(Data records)
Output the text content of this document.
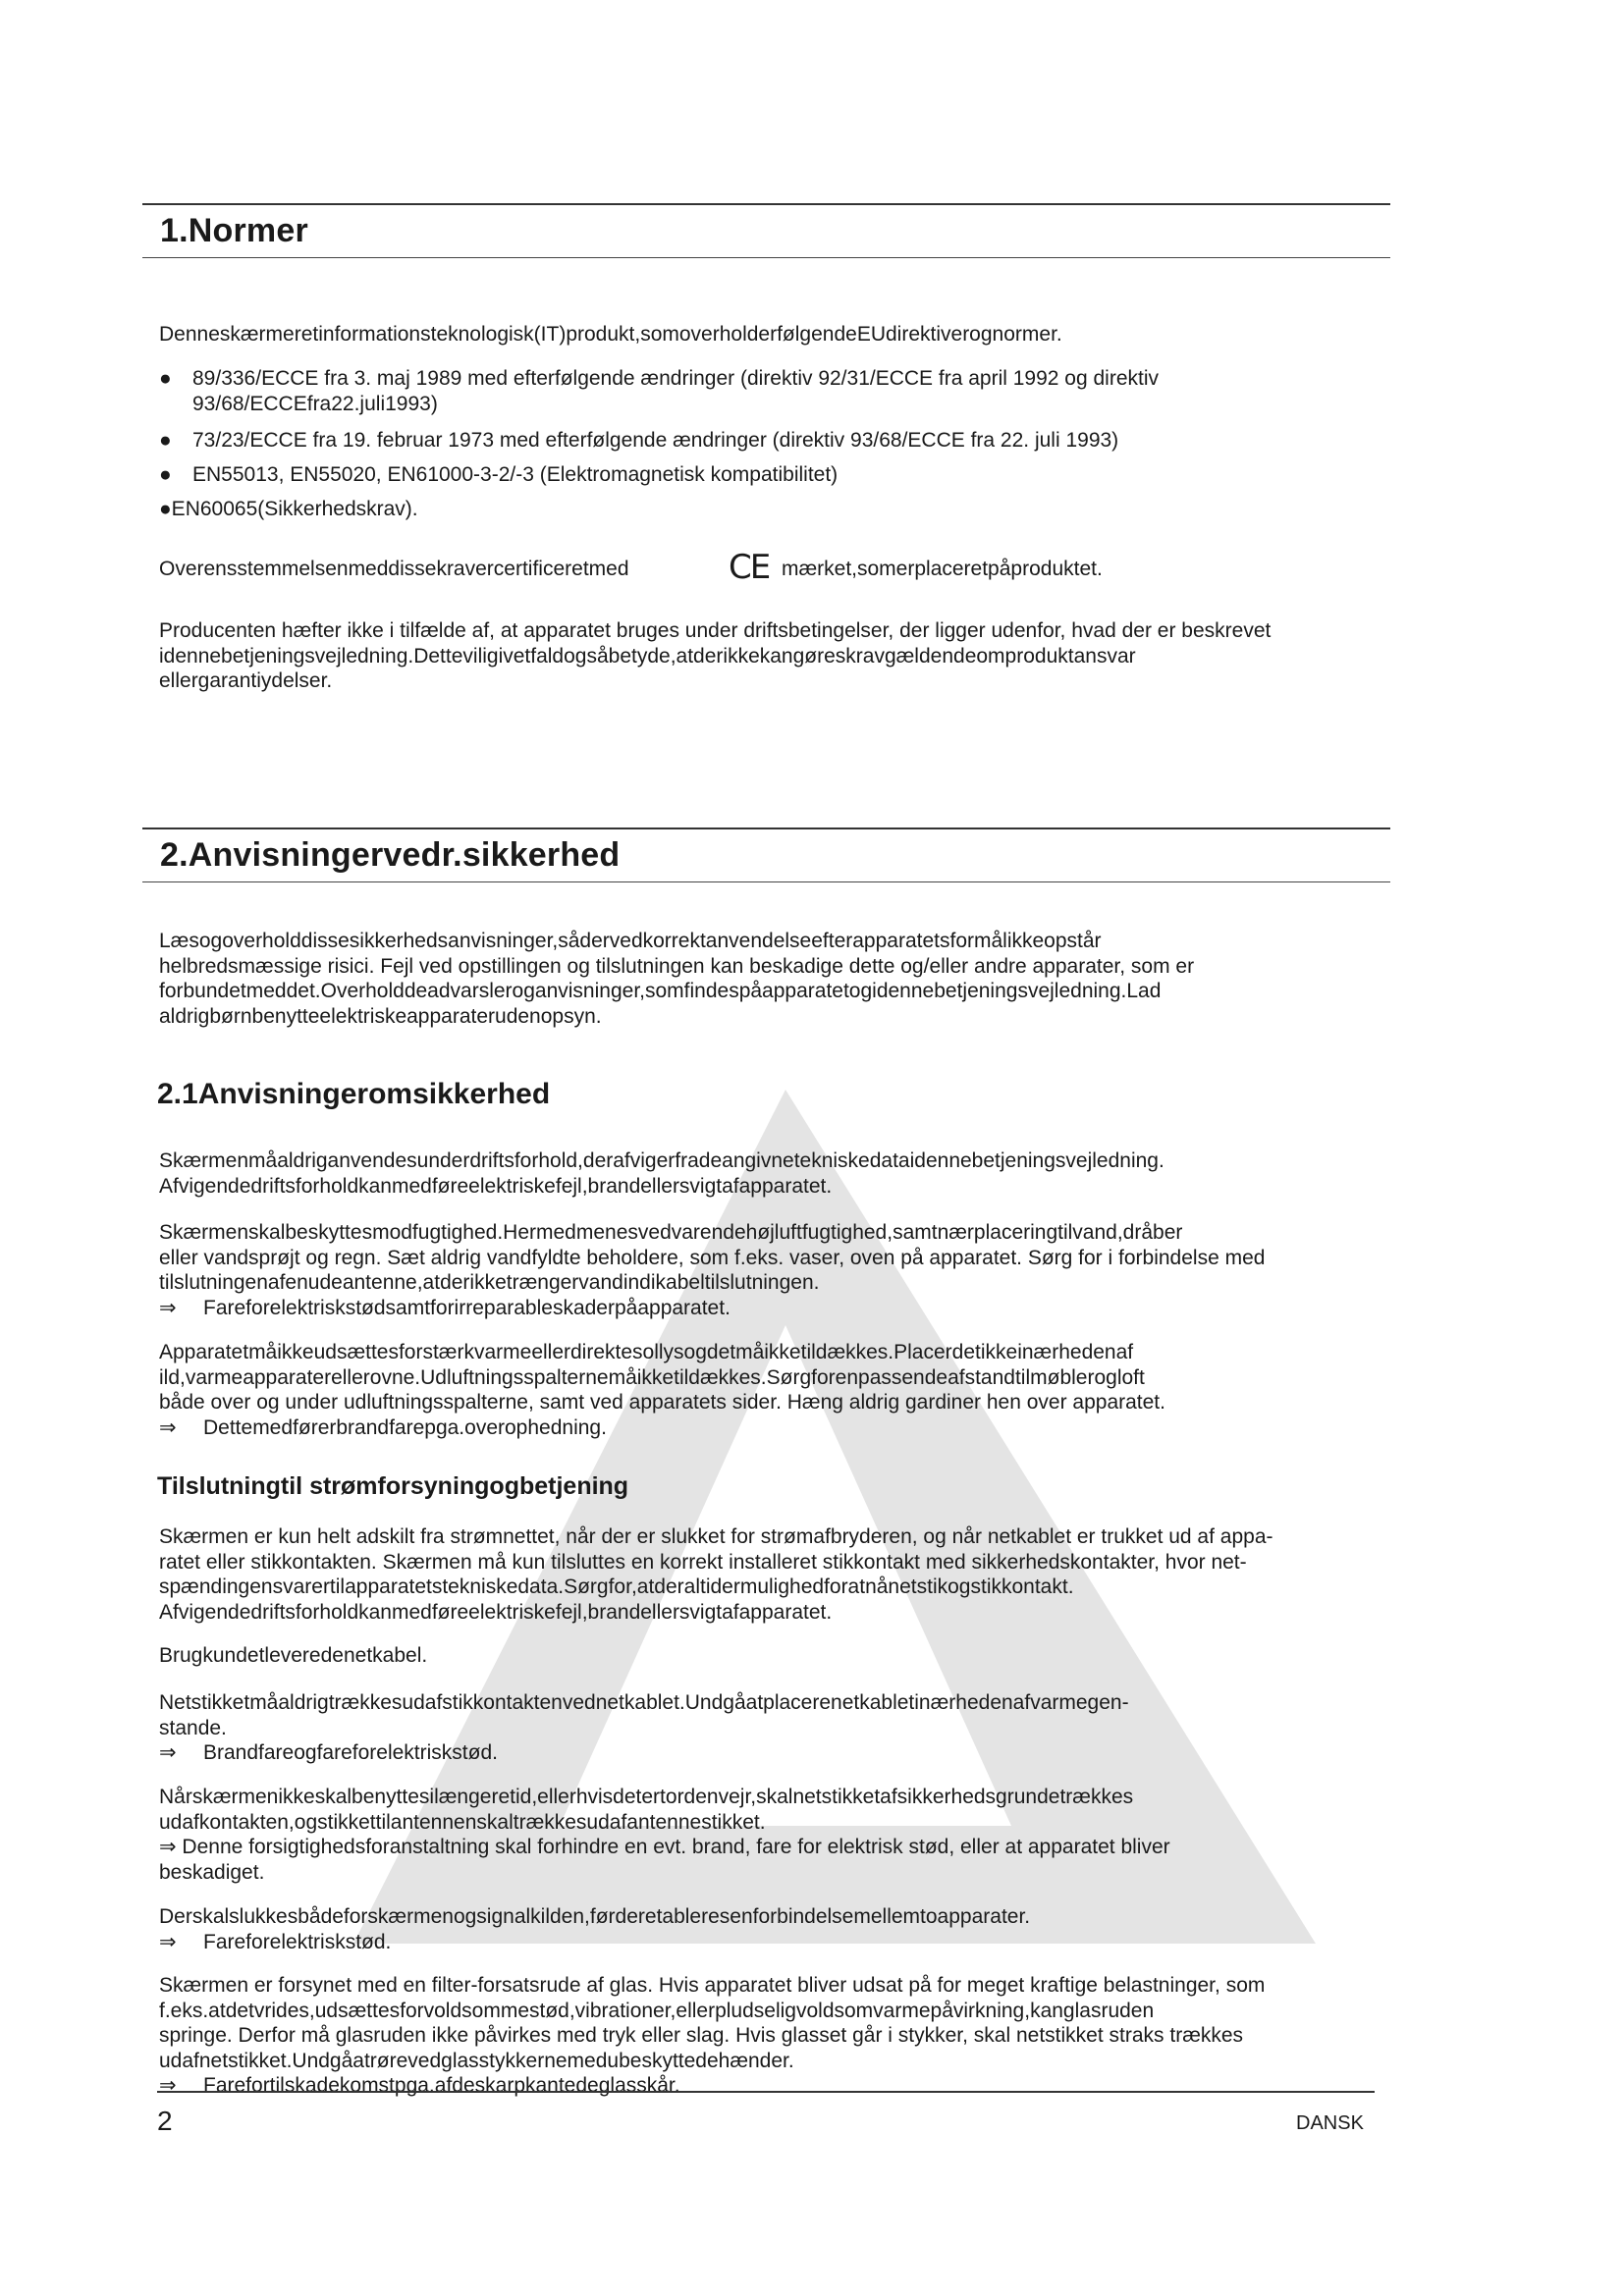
1.Normer
Denneskærmeretinformationsteknologisk(IT)produkt,somoverholderfølgendeEUdirektiverognormer.
●	89/336/ECCE fra 3. maj 1989 med efterfølgende ændringer (direktiv 92/31/ECCE fra april 1992 og direktiv
93/68/ECCEfra22.juli1993)
●	73/23/ECCE fra 19. februar 1973 med efterfølgende ændringer (direktiv 93/68/ECCE fra 22. juli 1993)
●	EN55013, EN55020, EN61000-3-2/-3 (Elektromagnetisk kompatibilitet)
●EN60065(Sikkerhedskrav).
Overensstemmelsenmeddissekravercertificeretmed	CE mærket,somerplaceretpåproduktet.
Producenten hæfter ikke i tilfælde af, at apparatet bruges under driftsbetingelser, der ligger udenfor, hvad der er beskrevet
idennebetjeningsvejledning.Detteviligivetfaldogsåbetyde,atderikkekangøreskravgældendeomproduktansvar
ellergarantiydelser.
2.Anvisningervedr.sikkerhed
Læsogoverholddissesikkerhedsanvisninger,sådervedkorrektanvendelseefterapparatetsformålikkeopstår
helbredsmæssige risici. Fejl ved opstillingen og tilslutningen kan beskadige dette og/eller andre apparater, som er
forbundetmeddet.Overholddeadvarsleroganvisninger,somfindespåapparatetogidennebetjeningsvejledning.Lad
aldrigbørnbenytteelektriskeapparaterudenopsyn.
2.1Anvisningeromsikkerhed
Skærmenmåaldriganvendesunderdriftsforhold,derafvigerfradeangivnetekniskedataidennebetjeningsvejledning.
Afvigendedriftsforholdkanmedføreelektriskefejl,brandellersvigtafapparatet.
Skærmenskalbeskyttesmodfugtighed.Hermedmenesvedvarendehøjluftfugtighed,samtnærplaceringtilvand,dråber
eller vandsprøjt og regn. Sæt aldrig vandfyldte beholdere, som f.eks. vaser, oven på apparatet. Sørg for i forbindelse med
tilslutningenafenudeantenne,atderikketrængervandindikabeltilslutningen.
⇒ Fareforelektriskstødsamtforirreparableskaderpåapparatet.
Apparatetmåikkeudsættesforstærkvarmeellerdirektesollysogdetmåikketildækkes.Placerdetikkeinærhedenaf
ild,varmeapparaterellerovne.Udluftningsspalternemåikketildækkes.Sørgforenpassendeafstandtilmøblerogloft
både over og under udluftningsspalterne, samt ved apparatets sider. Hæng aldrig gardiner hen over apparatet.
⇒ Dettemedførerbrandfarepga.overophedning.
Tilslutningtil strømforsyningogbetjening
Skærmen er kun helt adskilt fra strømnettet, når der er slukket for strømafbryderen, og når netkablet er trukket ud af appa-
ratet eller stikkontakten. Skærmen må kun tilsluttes en korrekt installeret stikkontakt med sikkerhedskontakter, hvor net-
spændingensvarertilapparatetstekniskedata.Sørgfor,atderaltidermulighedforatnånetstikogstikkontakt.
Afvigendedriftsforholdkanmedføreelektriskefejl,brandellersvigtafapparatet.
Brugkundetleveredenetkabel.
Netstikketmåaldrigtrækkesudafstikkontaktenvednetkablet.Undgåatplacerenetkabletinærhedenafvarmegen-
stande.
⇒ Brandfareogfareforelektriskstød.
Nårskærmenikkeskalbenyttesilængeretid,ellerhvisdetertordenvejr,skalnetstikketafsikkerhedsgrundetrækkes
udafkontakten,ogstikkettilantennenskaltrækkesudafantennestikket.
⇒ Denne forsigtighedsforanstaltning skal forhindre en evt. brand, fare for elektrisk stød, eller at apparatet bliver
beskadiget.
Derskalslukkesbådeforskærmenogsignalkilden,førderetableresenforbindelsemellemtoapparater.
⇒ Fareforelektriskstød.
Skærmen er forsynet med en filter-forsatsrude af glas. Hvis apparatet bliver udsat på for meget kraftige belastninger, som
f.eks.atdetvrides,udsættesforvoldsommestød,vibrationer,ellerpludseligvoldsomvarmepåvirkning,kanglasruden
springe. Derfor må glasruden ikke påvirkes med tryk eller slag. Hvis glasset går i stykker, skal netstikket straks trækkes
udafnetstikket.Undgåatrørevedglasstykkernemedubeskyttedehænder.
⇒ Farefortilskadekomstpga.afdeskarpkantedeglasskår.
2	DANSK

**Set task:** Only lines holding the string "efterfølgende" are wanted; gather each one from the entries above.

**Output below:**
●	89/336/ECCE fra 3. maj 1989 med efterfølgende ændringer (direktiv 92/31/ECCE fra april 1992 og direktiv
●	73/23/ECCE fra 19. februar 1973 med efterfølgende ændringer (direktiv 93/68/ECCE fra 22. juli 1993)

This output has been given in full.